(Element location listings)
___
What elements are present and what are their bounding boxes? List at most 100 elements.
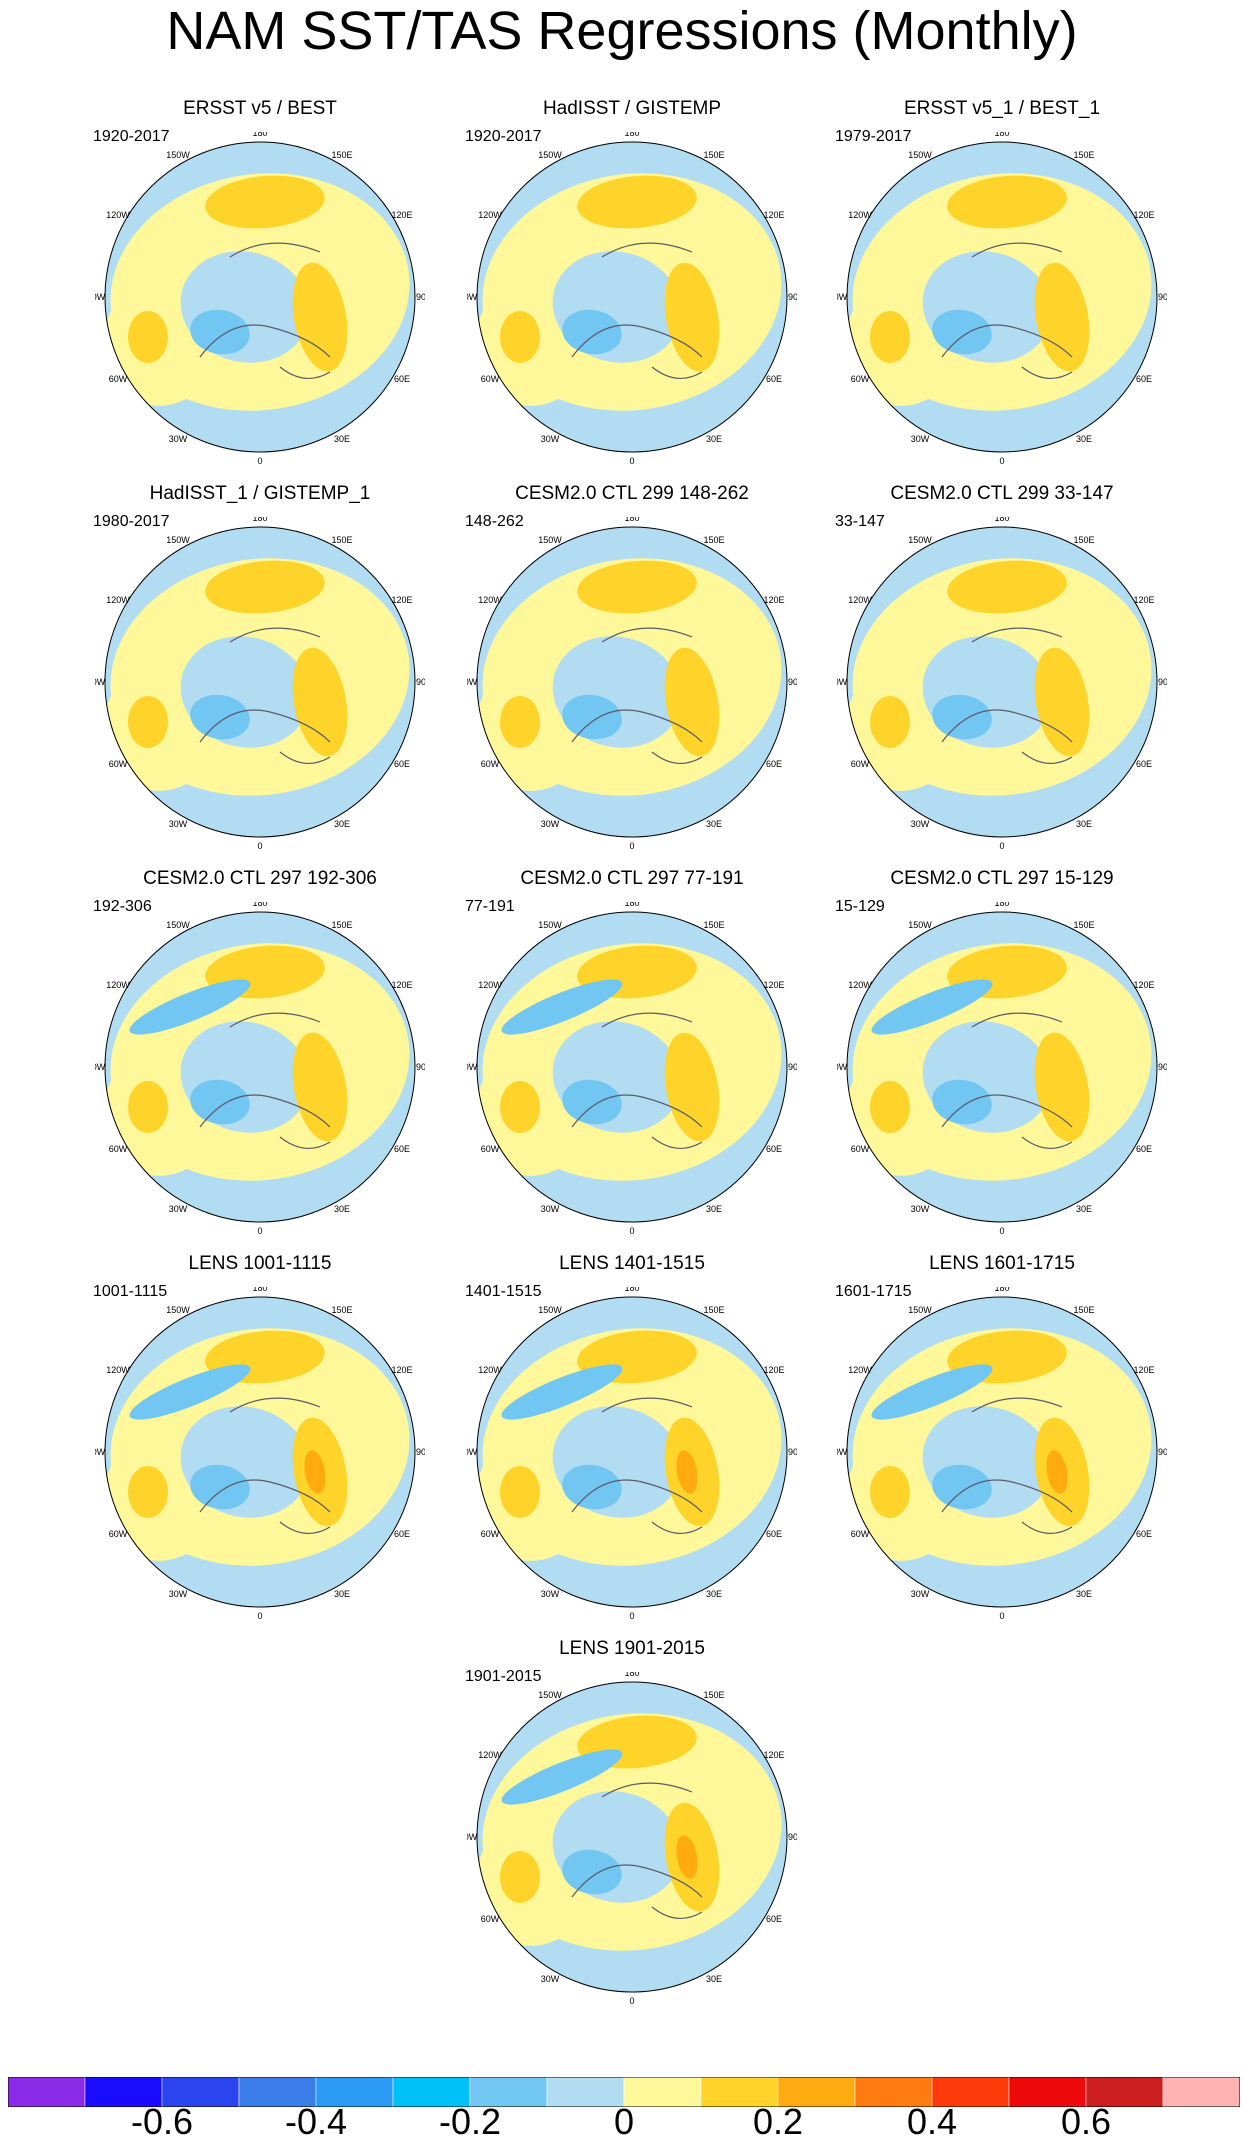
coastline — [199, 242, 331, 379]
longitude-label: 0 — [629, 1996, 634, 2006]
coastline — [571, 242, 703, 379]
longitude-label: 90W — [837, 292, 848, 302]
panel-title: LENS 1001-1115 — [188, 1253, 332, 1274]
longitude-label: 90W — [95, 1062, 106, 1072]
longitude-label: 60E — [394, 374, 410, 384]
longitude-label: 90E — [788, 1447, 797, 1457]
longitude-label: 150W — [538, 1305, 562, 1315]
colorbar-label: 0.4 — [906, 2101, 958, 2142]
colorbar-swatch — [777, 2077, 856, 2107]
longitude-label: 0 — [629, 456, 634, 466]
panel-title: CESM2.0 CTL 297 77-191 — [520, 868, 744, 889]
colorbar-swatch — [1162, 2077, 1240, 2107]
longitude-label: 90E — [788, 292, 797, 302]
longitude-label: 150E — [703, 150, 724, 160]
longitude-label: 180 — [994, 132, 1009, 138]
panel-title: LENS 1401-1515 — [559, 1253, 705, 1274]
panel-period: 1601-1715 — [835, 1283, 912, 1300]
longitude-label: 0 — [257, 1611, 262, 1621]
longitude-label: 60E — [766, 1914, 782, 1924]
longitude-label: 60W — [109, 374, 128, 384]
longitude-label: 120E — [764, 1365, 785, 1375]
longitude-label: 60W — [109, 1144, 128, 1154]
longitude-label: 90E — [416, 1062, 425, 1072]
map-border — [846, 141, 1158, 453]
longitude-label: 30E — [706, 1204, 722, 1214]
longitude-label: 120W — [478, 980, 502, 990]
longitude-label: 90E — [788, 677, 797, 687]
eurasia-positive-core — [664, 262, 720, 372]
longitude-label: 90W — [837, 677, 848, 687]
longitude-label: 60W — [481, 1914, 500, 1924]
longitude-label: 120E — [1134, 595, 1155, 605]
greenland-negative-core — [562, 694, 622, 740]
longitude-label: 90W — [467, 292, 478, 302]
coastline — [199, 627, 331, 764]
greenland-negative-core — [932, 694, 992, 740]
longitude-label: 30W — [911, 434, 930, 444]
panel-title: HadISST_1 / GISTEMP_1 — [149, 483, 371, 504]
map-border — [476, 1681, 788, 1993]
longitude-label: 0 — [999, 1226, 1004, 1236]
longitude-label: 120W — [478, 1750, 502, 1760]
eurasia-strong-core — [1046, 1450, 1068, 1494]
atlantic-positive-core — [870, 311, 910, 363]
panel-title: CESM2.0 CTL 297 192-306 — [143, 868, 377, 889]
page-title: NAM SST/TAS Regressions (Monthly) — [166, 1, 1078, 61]
longitude-label: 120W — [848, 210, 872, 220]
longitude-label: 150W — [538, 920, 562, 930]
polar-stereographic-map: 180 150E 120E 90E 60E 30E 0 30W 60W 90W 120W 150W — [95, 517, 425, 851]
coastline — [571, 1782, 703, 1919]
coastline — [571, 1397, 703, 1534]
longitude-label: 90E — [1158, 292, 1167, 302]
longitude-label: 60W — [851, 1529, 870, 1539]
atlantic-positive-core — [500, 311, 540, 363]
longitude-label: 30E — [1076, 434, 1092, 444]
longitude-label: 0 — [629, 841, 634, 851]
pacific-negative-arc — [129, 1364, 251, 1420]
coastline — [199, 1397, 331, 1534]
panel-title: LENS 1901-2015 — [559, 1638, 705, 1659]
eurasia-positive-core — [292, 647, 348, 757]
longitude-label: 120E — [392, 595, 413, 605]
pacific-negative-arc — [871, 979, 993, 1035]
longitude-label: 60W — [109, 759, 128, 769]
coastline — [571, 1012, 703, 1149]
eurasia-positive-core — [664, 647, 720, 757]
longitude-label: 150W — [538, 535, 562, 545]
longitude-label: 90W — [837, 1447, 848, 1457]
longitude-label: 30W — [541, 819, 560, 829]
atlantic-positive-core — [500, 696, 540, 748]
eurasia-positive-core — [1034, 262, 1090, 372]
longitude-label: 120W — [106, 210, 130, 220]
panel-period: 148-262 — [465, 513, 524, 530]
longitude-label: 120E — [1134, 1365, 1155, 1375]
pacific-positive-core — [577, 175, 697, 229]
pacific-positive-core — [205, 175, 325, 229]
longitude-label: 30W — [169, 1589, 188, 1599]
longitude-label: 180 — [624, 1287, 639, 1293]
longitude-label: 150E — [331, 920, 352, 930]
longitude-label: 120W — [848, 1365, 872, 1375]
pacific-positive-core — [947, 560, 1067, 614]
longitude-label: 30E — [334, 1589, 350, 1599]
greenland-negative-core — [932, 309, 992, 355]
longitude-label: 60E — [394, 1529, 410, 1539]
longitude-label: 180 — [252, 517, 267, 523]
pacific-negative-arc — [501, 1364, 623, 1420]
longitude-label: 0 — [999, 456, 1004, 466]
colorbar-label: -0.4 — [284, 2101, 348, 2142]
colorbar-swatch — [1008, 2077, 1087, 2107]
longitude-label: 90W — [95, 1447, 106, 1457]
colorbar-swatch — [931, 2077, 1010, 2107]
longitude-label: 60E — [394, 759, 410, 769]
longitude-label: 0 — [257, 1226, 262, 1236]
longitude-label: 120W — [106, 980, 130, 990]
longitude-label: 90E — [1158, 677, 1167, 687]
map-panel: LENS 1401-1515 1401-1515 180 150E 120E 90E 60E… — [465, 1253, 797, 1633]
longitude-label: 120W — [478, 1365, 502, 1375]
longitude-label: 60E — [766, 759, 782, 769]
panel-period: 1920-2017 — [93, 128, 170, 145]
map-border — [104, 526, 416, 838]
longitude-label: 120E — [764, 595, 785, 605]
___
Task requirements
Transcribe these lines word for word, leaving out the pictures.

Correct output
What elements are present and what are their bounding boxes? List at most 100 elements.
coastline — [199, 242, 331, 379]
longitude-label: 0 — [629, 1996, 634, 2006]
coastline — [571, 242, 703, 379]
longitude-label: 90W — [837, 292, 848, 302]
panel-title: LENS 1001-1115 — [188, 1253, 332, 1274]
longitude-label: 90W — [95, 1062, 106, 1072]
longitude-label: 60E — [394, 374, 410, 384]
longitude-label: 90E — [788, 1447, 797, 1457]
longitude-label: 150W — [538, 1305, 562, 1315]
colorbar-label: 0.4 — [906, 2101, 958, 2142]
colorbar-swatch — [777, 2077, 856, 2107]
longitude-label: 0 — [629, 456, 634, 466]
panel-title: CESM2.0 CTL 297 77-191 — [520, 868, 744, 889]
colorbar-swatch — [1162, 2077, 1240, 2107]
longitude-label: 90E — [788, 292, 797, 302]
longitude-label: 150E — [703, 150, 724, 160]
longitude-label: 180 — [994, 132, 1009, 138]
panel-title: LENS 1401-1515 — [559, 1253, 705, 1274]
panel-period: 1601-1715 — [835, 1283, 912, 1300]
longitude-label: 0 — [257, 1611, 262, 1621]
longitude-label: 60E — [766, 1914, 782, 1924]
longitude-label: 60W — [109, 374, 128, 384]
longitude-label: 120E — [764, 1365, 785, 1375]
longitude-label: 60W — [109, 1144, 128, 1154]
longitude-label: 90E — [416, 1062, 425, 1072]
map-border — [846, 141, 1158, 453]
longitude-label: 30E — [706, 1204, 722, 1214]
longitude-label: 120W — [478, 980, 502, 990]
longitude-label: 90E — [788, 677, 797, 687]
eurasia-positive-core — [664, 262, 720, 372]
longitude-label: 90W — [837, 677, 848, 687]
longitude-label: 60W — [481, 1914, 500, 1924]
longitude-label: 120E — [1134, 595, 1155, 605]
greenland-negative-core — [562, 694, 622, 740]
longitude-label: 90W — [467, 292, 478, 302]
coastline — [199, 627, 331, 764]
greenland-negative-core — [932, 694, 992, 740]
longitude-label: 30W — [911, 434, 930, 444]
panel-title: HadISST_1 / GISTEMP_1 — [149, 483, 371, 504]
map-border — [476, 1681, 788, 1993]
longitude-label: 0 — [999, 1226, 1004, 1236]
longitude-label: 120W — [478, 1750, 502, 1760]
eurasia-strong-core — [1046, 1450, 1068, 1494]
atlantic-positive-core — [870, 311, 910, 363]
panel-title: CESM2.0 CTL 297 192-306 — [143, 868, 377, 889]
page-title: NAM SST/TAS Regressions (Monthly) — [166, 1, 1078, 61]
longitude-label: 120W — [848, 210, 872, 220]
longitude-label: 150W — [538, 920, 562, 930]
polar-stereographic-map: 180 150E 120E 90E 60E 30E 0 30W 60W 90W 120W 150W — [95, 517, 425, 851]
coastline — [571, 1782, 703, 1919]
coastline — [571, 1397, 703, 1534]
longitude-label: 90E — [1158, 292, 1167, 302]
longitude-label: 60W — [851, 1529, 870, 1539]
atlantic-positive-core — [500, 311, 540, 363]
longitude-label: 30E — [1076, 434, 1092, 444]
longitude-label: 0 — [629, 841, 634, 851]
pacific-negative-arc — [129, 1364, 251, 1420]
coastline — [199, 1397, 331, 1534]
panel-title: LENS 1901-2015 — [559, 1638, 705, 1659]
eurasia-positive-core — [292, 647, 348, 757]
longitude-label: 120E — [392, 595, 413, 605]
pacific-negative-arc — [871, 979, 993, 1035]
longitude-label: 60W — [109, 759, 128, 769]
coastline — [571, 1012, 703, 1149]
eurasia-positive-core — [664, 647, 720, 757]
longitude-label: 150W — [538, 535, 562, 545]
longitude-label: 90W — [837, 1447, 848, 1457]
longitude-label: 30W — [541, 819, 560, 829]
atlantic-positive-core — [500, 696, 540, 748]
eurasia-positive-core — [1034, 262, 1090, 372]
longitude-label: 120W — [106, 210, 130, 220]
panel-period: 148-262 — [465, 513, 524, 530]
longitude-label: 120E — [1134, 1365, 1155, 1375]
pacific-positive-core — [577, 175, 697, 229]
pacific-positive-core — [205, 175, 325, 229]
longitude-label: 30W — [169, 1589, 188, 1599]
longitude-label: 180 — [624, 1287, 639, 1293]
longitude-label: 150E — [331, 920, 352, 930]
longitude-label: 120W — [848, 1365, 872, 1375]
pacific-positive-core — [947, 560, 1067, 614]
longitude-label: 30E — [334, 1589, 350, 1599]
greenland-negative-core — [932, 309, 992, 355]
longitude-label: 60E — [394, 1529, 410, 1539]
longitude-label: 180 — [252, 517, 267, 523]
pacific-negative-arc — [501, 1364, 623, 1420]
longitude-label: 0 — [999, 456, 1004, 466]
colorbar-label: -0.4 — [284, 2101, 348, 2142]
colorbar-swatch — [1008, 2077, 1087, 2107]
longitude-label: 90W — [95, 1447, 106, 1457]
colorbar-swatch — [931, 2077, 1010, 2107]
longitude-label: 60E — [394, 759, 410, 769]
longitude-label: 0 — [257, 1226, 262, 1236]
longitude-label: 120W — [106, 980, 130, 990]
longitude-label: 90E — [1158, 677, 1167, 687]
map-panel: LENS 1401-1515 1401-1515 180 150E 120E 90E 60E… — [465, 1253, 797, 1633]
longitude-label: 120W — [478, 1365, 502, 1375]
longitude-label: 60E — [766, 759, 782, 769]
panel-period: 1920-2017 — [93, 128, 170, 145]
map-border — [104, 526, 416, 838]
longitude-label: 120E — [764, 595, 785, 605]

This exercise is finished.